Hunt for the word "Amplifier" across the entries below, copying each line that holds it.

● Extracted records
==========

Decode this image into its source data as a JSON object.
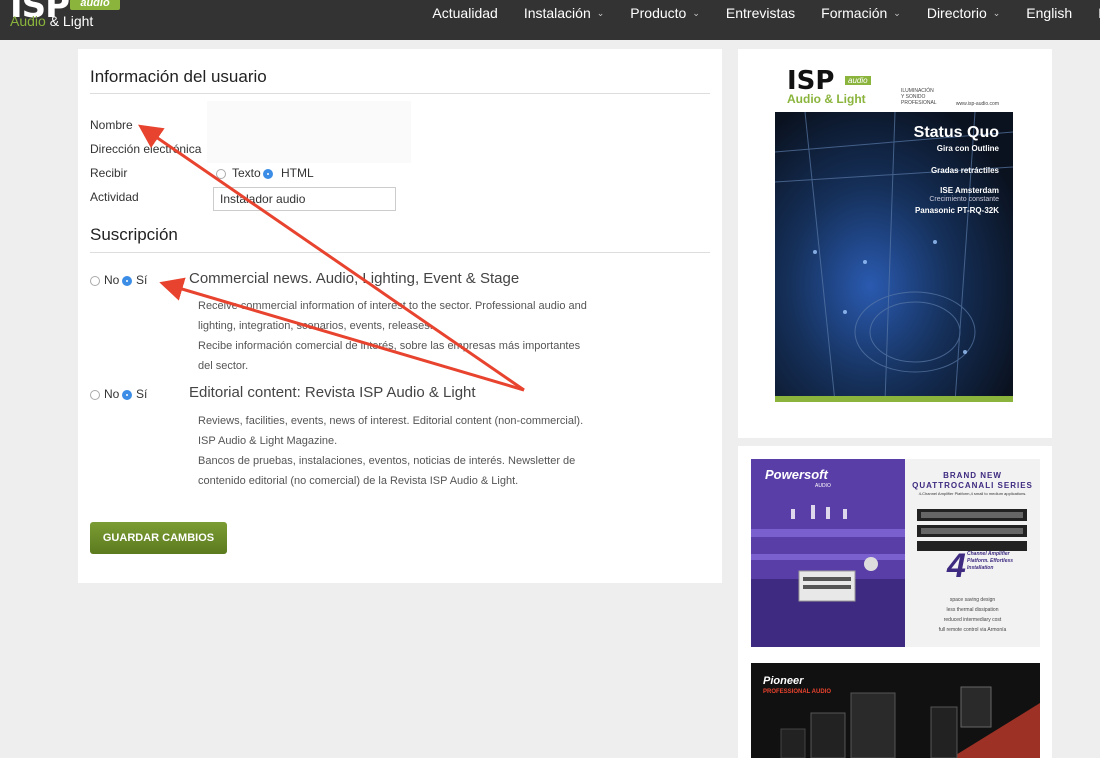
{
  "nav": {
    "logo_text": "ISP",
    "logo_tag": "audio",
    "logo_sub_a": "Audio",
    "logo_sub_b": "& Light",
    "items": [
      {
        "label": "Actualidad",
        "dropdown": false
      },
      {
        "label": "Instalación",
        "dropdown": true
      },
      {
        "label": "Producto",
        "dropdown": true
      },
      {
        "label": "Entrevistas",
        "dropdown": false
      },
      {
        "label": "Formación",
        "dropdown": true
      },
      {
        "label": "Directorio",
        "dropdown": true
      },
      {
        "label": "English",
        "dropdown": false
      },
      {
        "label": "L",
        "dropdown": false
      }
    ]
  },
  "user_info": {
    "title": "Información del usuario",
    "name_label": "Nombre",
    "email_label": "Dirección electrónica",
    "receive_label": "Recibir",
    "format_text": "Texto",
    "format_html": "HTML",
    "format_selected": "HTML",
    "activity_label": "Actividad",
    "activity_value": "Instalador audio"
  },
  "subscription": {
    "title": "Suscripción",
    "no_label": "No",
    "yes_label": "Sí",
    "items": [
      {
        "title": "Commercial news. Audio, Lighting, Event & Stage",
        "selected": "yes",
        "lines": [
          "Receive commercial information of interest to the sector. Professional audio and",
          "lighting, integration, scenarios, events, releases.",
          "Recibe información comercial de interés, sobre las empresas más importantes",
          "del sector."
        ]
      },
      {
        "title": "Editorial content: Revista ISP Audio & Light",
        "selected": "yes",
        "lines": [
          "Reviews, facilities, events, news of interest. Editorial content (non-commercial).",
          "ISP Audio & Light Magazine.",
          "Bancos de pruebas, instalaciones, eventos, noticias de interés. Newsletter de",
          "contenido editorial (no comercial) de la Revista ISP Audio & Light."
        ]
      }
    ]
  },
  "save_button": "GUARDAR CAMBIOS",
  "sidebar": {
    "cover": {
      "brand": "ISP",
      "brand_sub": "Audio & Light",
      "brand_tag": "audio",
      "small_1": "ILUMINACIÓN",
      "small_2": "Y SONIDO",
      "small_3": "PROFESIONAL",
      "url": "www.isp-audio.com",
      "headline": "Status Quo",
      "headline_sub": "Gira con Outline",
      "item_1": "Gradas retráctiles",
      "item_2": "ISE Amsterdam",
      "item_2_sub": "Crecimiento constante",
      "item_3": "Panasonic PT-RQ-32K"
    },
    "ad1": {
      "brand": "Powersoft",
      "brand_sub": "AUDIO",
      "title_1": "BRAND NEW",
      "title_2": "QUATTROCANALI SERIES",
      "subtitle": "4-Channel Amplifier Platform,4 small to medium applications.",
      "big_number": "4",
      "num_text": "Channel Amplifier Platform. Effortless Installation",
      "features": [
        "space saving design",
        "less thermal dissipation",
        "reduced intermediary cost",
        "full remote control via Armonía"
      ]
    },
    "ad2": {
      "brand": "Pioneer",
      "brand_sub": "PROFESSIONAL AUDIO"
    }
  },
  "colors": {
    "nav_bg": "#333333",
    "accent_green": "#8ab43c",
    "button_green": "#6d8b2a",
    "radio_blue": "#3b8de6",
    "arrow_red": "#e8432e"
  }
}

==========

● REPLY
      "subtitle": "4-Channel Amplifier Platform,4 small to medium applications.",
      "num_text": "Channel Amplifier Platform. Effortless Installation",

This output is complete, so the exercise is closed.